- A block of data:
================================
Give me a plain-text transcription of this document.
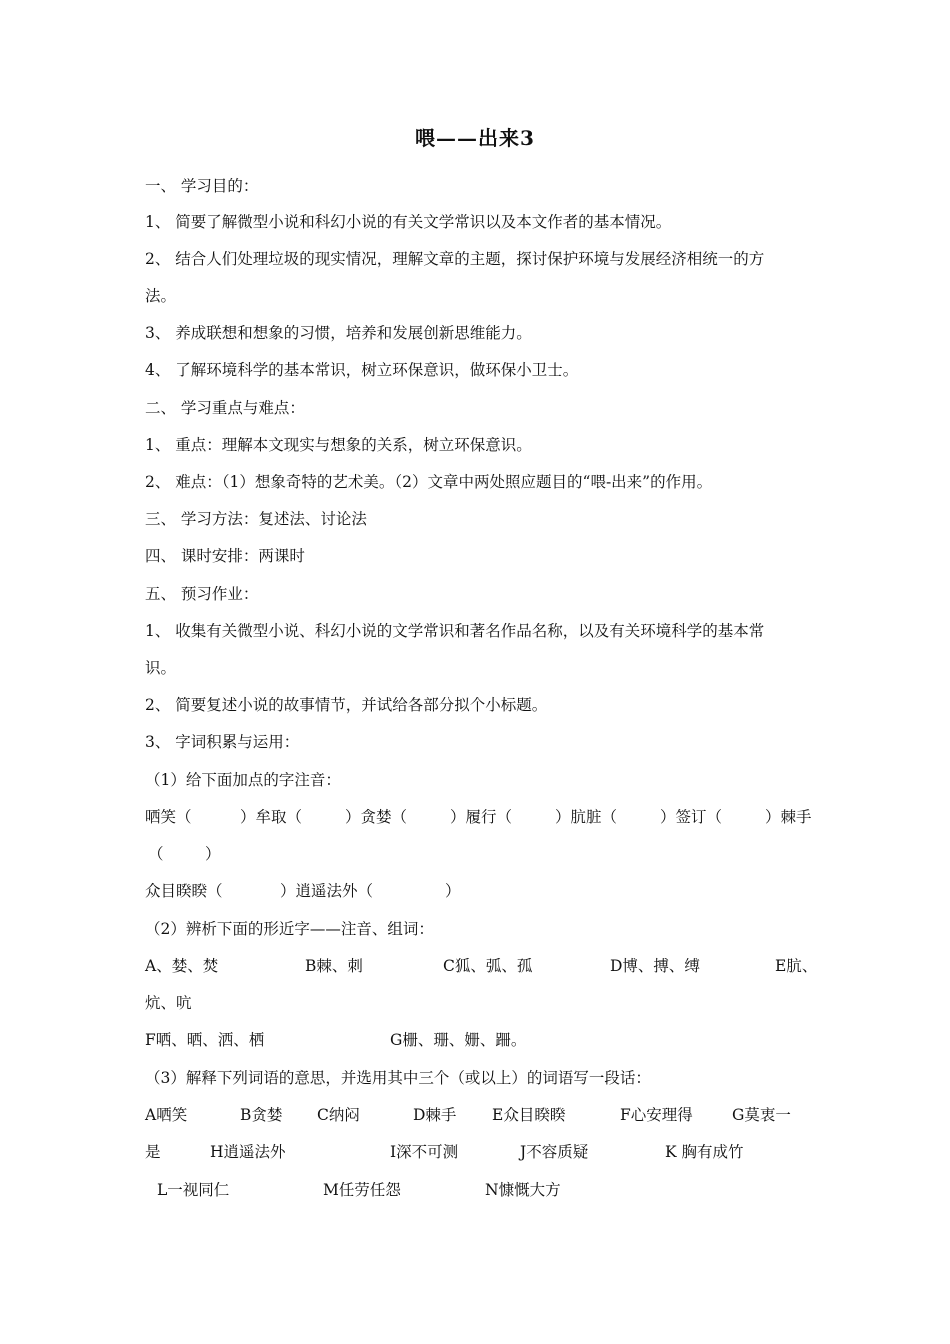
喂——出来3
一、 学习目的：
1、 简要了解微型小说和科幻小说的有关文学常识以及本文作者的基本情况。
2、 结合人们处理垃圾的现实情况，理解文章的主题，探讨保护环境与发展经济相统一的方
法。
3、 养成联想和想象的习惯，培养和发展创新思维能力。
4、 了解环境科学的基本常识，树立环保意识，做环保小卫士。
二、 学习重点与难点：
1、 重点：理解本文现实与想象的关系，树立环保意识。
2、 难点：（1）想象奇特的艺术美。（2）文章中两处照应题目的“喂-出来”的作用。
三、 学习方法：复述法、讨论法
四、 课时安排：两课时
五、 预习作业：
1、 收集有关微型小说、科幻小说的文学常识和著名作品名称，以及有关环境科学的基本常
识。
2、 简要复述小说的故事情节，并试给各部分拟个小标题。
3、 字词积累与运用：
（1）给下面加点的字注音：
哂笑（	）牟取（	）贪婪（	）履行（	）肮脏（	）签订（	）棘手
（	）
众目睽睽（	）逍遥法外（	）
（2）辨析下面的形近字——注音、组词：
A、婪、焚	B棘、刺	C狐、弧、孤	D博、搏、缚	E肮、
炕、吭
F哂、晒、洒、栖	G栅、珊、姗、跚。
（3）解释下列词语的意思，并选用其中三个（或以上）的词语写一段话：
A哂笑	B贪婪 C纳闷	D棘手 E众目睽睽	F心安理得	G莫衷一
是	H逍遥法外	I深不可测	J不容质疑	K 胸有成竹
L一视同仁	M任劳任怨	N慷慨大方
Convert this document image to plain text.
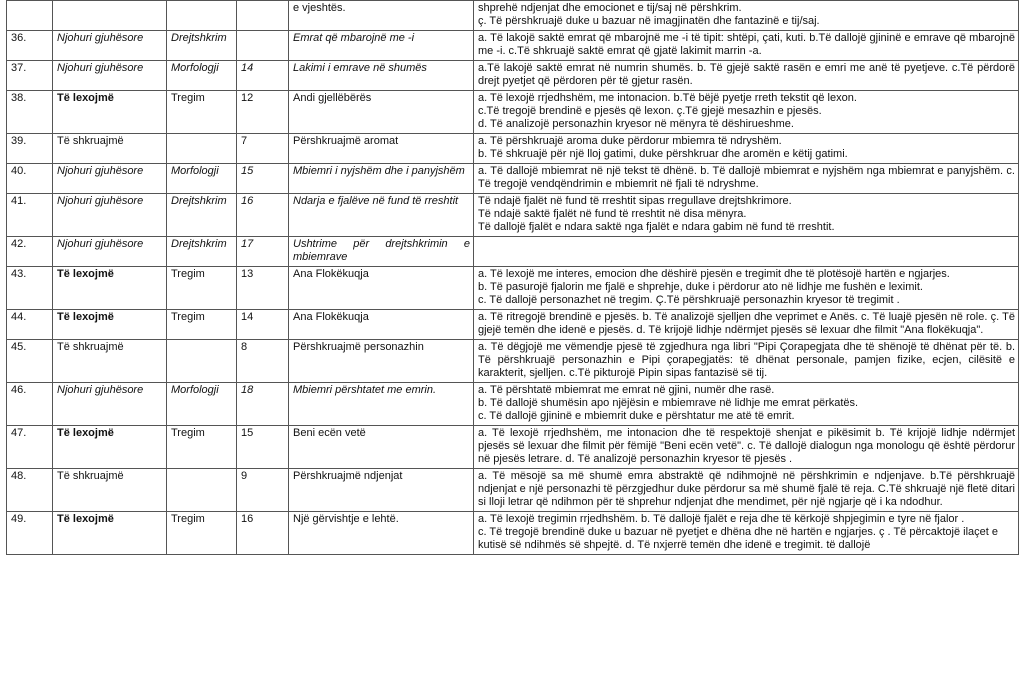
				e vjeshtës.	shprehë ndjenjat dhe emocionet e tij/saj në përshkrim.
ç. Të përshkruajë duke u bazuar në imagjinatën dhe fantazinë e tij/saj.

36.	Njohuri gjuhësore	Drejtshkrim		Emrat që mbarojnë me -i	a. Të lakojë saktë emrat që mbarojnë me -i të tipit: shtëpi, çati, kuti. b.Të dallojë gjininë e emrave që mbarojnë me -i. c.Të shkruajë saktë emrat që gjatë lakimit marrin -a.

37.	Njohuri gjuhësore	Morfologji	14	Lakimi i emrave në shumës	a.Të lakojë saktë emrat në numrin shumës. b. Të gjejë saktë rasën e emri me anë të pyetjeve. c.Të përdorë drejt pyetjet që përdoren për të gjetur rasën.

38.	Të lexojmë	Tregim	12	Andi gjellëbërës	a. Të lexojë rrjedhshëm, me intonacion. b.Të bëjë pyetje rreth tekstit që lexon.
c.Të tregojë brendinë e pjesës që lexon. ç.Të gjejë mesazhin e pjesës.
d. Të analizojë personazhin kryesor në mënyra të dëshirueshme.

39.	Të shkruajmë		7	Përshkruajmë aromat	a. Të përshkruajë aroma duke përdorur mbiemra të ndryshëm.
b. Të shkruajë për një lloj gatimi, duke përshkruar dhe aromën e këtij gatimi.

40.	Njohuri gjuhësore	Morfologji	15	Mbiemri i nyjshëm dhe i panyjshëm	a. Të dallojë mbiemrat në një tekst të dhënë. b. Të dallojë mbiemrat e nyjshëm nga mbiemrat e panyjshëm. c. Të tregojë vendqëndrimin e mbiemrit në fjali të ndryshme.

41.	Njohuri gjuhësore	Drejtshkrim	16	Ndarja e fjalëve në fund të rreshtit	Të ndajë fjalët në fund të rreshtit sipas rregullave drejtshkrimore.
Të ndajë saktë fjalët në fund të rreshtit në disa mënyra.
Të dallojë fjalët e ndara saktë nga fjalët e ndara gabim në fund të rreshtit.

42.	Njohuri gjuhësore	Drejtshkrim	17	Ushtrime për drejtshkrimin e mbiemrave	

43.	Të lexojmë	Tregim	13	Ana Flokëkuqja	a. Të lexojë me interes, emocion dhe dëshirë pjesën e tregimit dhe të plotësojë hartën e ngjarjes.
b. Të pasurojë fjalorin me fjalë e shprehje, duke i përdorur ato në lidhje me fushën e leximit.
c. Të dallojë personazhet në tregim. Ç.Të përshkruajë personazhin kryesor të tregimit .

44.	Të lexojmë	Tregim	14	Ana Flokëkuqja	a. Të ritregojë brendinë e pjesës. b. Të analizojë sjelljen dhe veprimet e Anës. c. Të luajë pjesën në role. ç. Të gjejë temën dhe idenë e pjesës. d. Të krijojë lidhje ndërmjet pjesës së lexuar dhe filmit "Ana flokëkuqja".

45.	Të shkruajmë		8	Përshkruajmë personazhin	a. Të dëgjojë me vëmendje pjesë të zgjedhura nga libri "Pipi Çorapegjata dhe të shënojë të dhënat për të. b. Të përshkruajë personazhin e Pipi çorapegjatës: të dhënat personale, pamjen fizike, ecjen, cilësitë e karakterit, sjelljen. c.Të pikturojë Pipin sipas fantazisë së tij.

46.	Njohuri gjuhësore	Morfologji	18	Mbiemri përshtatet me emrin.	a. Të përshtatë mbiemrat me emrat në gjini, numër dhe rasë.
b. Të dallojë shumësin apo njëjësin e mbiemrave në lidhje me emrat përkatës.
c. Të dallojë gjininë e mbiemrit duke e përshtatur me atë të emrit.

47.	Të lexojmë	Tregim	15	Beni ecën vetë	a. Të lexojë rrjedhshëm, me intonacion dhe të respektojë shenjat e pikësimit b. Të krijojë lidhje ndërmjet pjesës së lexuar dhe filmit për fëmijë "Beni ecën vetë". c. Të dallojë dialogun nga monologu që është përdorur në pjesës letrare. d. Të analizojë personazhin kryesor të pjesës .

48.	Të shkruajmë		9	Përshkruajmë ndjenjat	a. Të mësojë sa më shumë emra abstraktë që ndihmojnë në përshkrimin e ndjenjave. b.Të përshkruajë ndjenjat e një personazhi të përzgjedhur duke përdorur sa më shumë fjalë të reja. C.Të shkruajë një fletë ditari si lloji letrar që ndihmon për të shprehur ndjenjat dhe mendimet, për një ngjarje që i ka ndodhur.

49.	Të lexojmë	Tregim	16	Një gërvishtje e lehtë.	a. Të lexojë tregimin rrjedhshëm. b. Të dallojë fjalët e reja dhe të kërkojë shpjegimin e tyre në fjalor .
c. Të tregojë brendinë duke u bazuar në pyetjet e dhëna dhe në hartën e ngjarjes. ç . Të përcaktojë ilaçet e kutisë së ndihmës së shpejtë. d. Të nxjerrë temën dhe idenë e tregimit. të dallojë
================================
- TASK TO CARRY OUT: Output a faithful copy of the data, with each picture left out.

- SOLUTION:
Give me a plain-text transcription of this document.
喂——出来3
一、 学习目的：
1、 简要了解微型小说和科幻小说的有关文学常识以及本文作者的基本情况。
2、 结合人们处理垃圾的现实情况，理解文章的主题，探讨保护环境与发展经济相统一的方
法。
3、 养成联想和想象的习惯，培养和发展创新思维能力。
4、 了解环境科学的基本常识，树立环保意识，做环保小卫士。
二、 学习重点与难点：
1、 重点：理解本文现实与想象的关系，树立环保意识。
2、 难点：（1）想象奇特的艺术美。（2）文章中两处照应题目的“喂-出来”的作用。
三、 学习方法：复述法、讨论法
四、 课时安排：两课时
五、 预习作业：
1、 收集有关微型小说、科幻小说的文学常识和著名作品名称，以及有关环境科学的基本常
识。
2、 简要复述小说的故事情节，并试给各部分拟个小标题。
3、 字词积累与运用：
（1）给下面加点的字注音：
哂笑（	）牟取（	）贪婪（	）履行（	）肮脏（	）签订（	）棘手
（	）
众目睽睽（	）逍遥法外（	）
（2）辨析下面的形近字——注音、组词：
A、婪、焚	B棘、刺	C狐、弧、孤	D博、搏、缚	E肮、
炕、吭
F哂、晒、洒、栖	G栅、珊、姗、跚。
（3）解释下列词语的意思，并选用其中三个（或以上）的词语写一段话：
A哂笑	B贪婪 C纳闷	D棘手 E众目睽睽	F心安理得	G莫衷一
是	H逍遥法外	I深不可测	J不容质疑	K 胸有成竹
L一视同仁	M任劳任怨	N慷慨大方
Convert this document image to plain text.
				e vjeshtës.	shprehë ndjenjat dhe emocionet e tij/saj në përshkrim.
ç. Të përshkruajë duke u bazuar në imagjinatën dhe fantazinë e tij/saj.

36.	Njohuri gjuhësore	Drejtshkrim		Emrat që mbarojnë me -i	a. Të lakojë saktë emrat që mbarojnë me -i të tipit: shtëpi, çati, kuti. b.Të dallojë gjininë e emrave që mbarojnë me -i. c.Të shkruajë saktë emrat që gjatë lakimit marrin -a.

37.	Njohuri gjuhësore	Morfologji	14	Lakimi i emrave në shumës	a.Të lakojë saktë emrat në numrin shumës. b. Të gjejë saktë rasën e emri me anë të pyetjeve. c.Të përdorë drejt pyetjet që përdoren për të gjetur rasën.

38.	Të lexojmë	Tregim	12	Andi gjellëbërës	a. Të lexojë rrjedhshëm, me intonacion. b.Të bëjë pyetje rreth tekstit që lexon.
c.Të tregojë brendinë e pjesës që lexon. ç.Të gjejë mesazhin e pjesës.
d. Të analizojë personazhin kryesor në mënyra të dëshirueshme.

39.	Të shkruajmë		7	Përshkruajmë aromat	a. Të përshkruajë aroma duke përdorur mbiemra të ndryshëm.
b. Të shkruajë për një lloj gatimi, duke përshkruar dhe aromën e këtij gatimi.

40.	Njohuri gjuhësore	Morfologji	15	Mbiemri i nyjshëm dhe i panyjshëm	a. Të dallojë mbiemrat në një tekst të dhënë. b. Të dallojë mbiemrat e nyjshëm nga mbiemrat e panyjshëm. c. Të tregojë vendqëndrimin e mbiemrit në fjali të ndryshme.

41.	Njohuri gjuhësore	Drejtshkrim	16	Ndarja e fjalëve në fund të rreshtit	Të ndajë fjalët në fund të rreshtit sipas rregullave drejtshkrimore.
Të ndajë saktë fjalët në fund të rreshtit në disa mënyra.
Të dallojë fjalët e ndara saktë nga fjalët e ndara gabim në fund të rreshtit.

42.	Njohuri gjuhësore	Drejtshkrim	17	Ushtrime për drejtshkrimin e mbiemrave	

43.	Të lexojmë	Tregim	13	Ana Flokëkuqja	a. Të lexojë me interes, emocion dhe dëshirë pjesën e tregimit dhe të plotësojë hartën e ngjarjes.
b. Të pasurojë fjalorin me fjalë e shprehje, duke i përdorur ato në lidhje me fushën e leximit.
c. Të dallojë personazhet në tregim. Ç.Të përshkruajë personazhin kryesor të tregimit .

44.	Të lexojmë	Tregim	14	Ana Flokëkuqja	a. Të ritregojë brendinë e pjesës. b. Të analizojë sjelljen dhe veprimet e Anës. c. Të luajë pjesën në role. ç. Të gjejë temën dhe idenë e pjesës. d. Të krijojë lidhje ndërmjet pjesës së lexuar dhe filmit "Ana flokëkuqja".

45.	Të shkruajmë		8	Përshkruajmë personazhin	a. Të dëgjojë me vëmendje pjesë të zgjedhura nga libri "Pipi Çorapegjata dhe të shënojë të dhënat për të. b. Të përshkruajë personazhin e Pipi çorapegjatës: të dhënat personale, pamjen fizike, ecjen, cilësitë e karakterit, sjelljen. c.Të pikturojë Pipin sipas fantazisë së tij.

46.	Njohuri gjuhësore	Morfologji	18	Mbiemri përshtatet me emrin.	a. Të përshtatë mbiemrat me emrat në gjini, numër dhe rasë.
b. Të dallojë shumësin apo njëjësin e mbiemrave në lidhje me emrat përkatës.
c. Të dallojë gjininë e mbiemrit duke e përshtatur me atë të emrit.

47.	Të lexojmë	Tregim	15	Beni ecën vetë	a. Të lexojë rrjedhshëm, me intonacion dhe të respektojë shenjat e pikësimit b. Të krijojë lidhje ndërmjet pjesës së lexuar dhe filmit për fëmijë "Beni ecën vetë". c. Të dallojë dialogun nga monologu që është përdorur në pjesës letrare. d. Të analizojë personazhin kryesor të pjesës .

48.	Të shkruajmë		9	Përshkruajmë ndjenjat	a. Të mësojë sa më shumë emra abstraktë që ndihmojnë në përshkrimin e ndjenjave. b.Të përshkruajë ndjenjat e një personazhi të përzgjedhur duke përdorur sa më shumë fjalë të reja. C.Të shkruajë një fletë ditari si lloji letrar që ndihmon për të shprehur ndjenjat dhe mendimet, për një ngjarje që i ka ndodhur.

49.	Të lexojmë	Tregim	16	Një gërvishtje e lehtë.	a. Të lexojë tregimin rrjedhshëm. b. Të dallojë fjalët e reja dhe të kërkojë shpjegimin e tyre në fjalor .
c. Të tregojë brendinë duke u bazuar në pyetjet e dhëna dhe në hartën e ngjarjes. ç . Të përcaktojë ilaçet e kutisë së ndihmës së shpejtë. d. Të nxjerrë temën dhe idenë e tregimit. të dallojë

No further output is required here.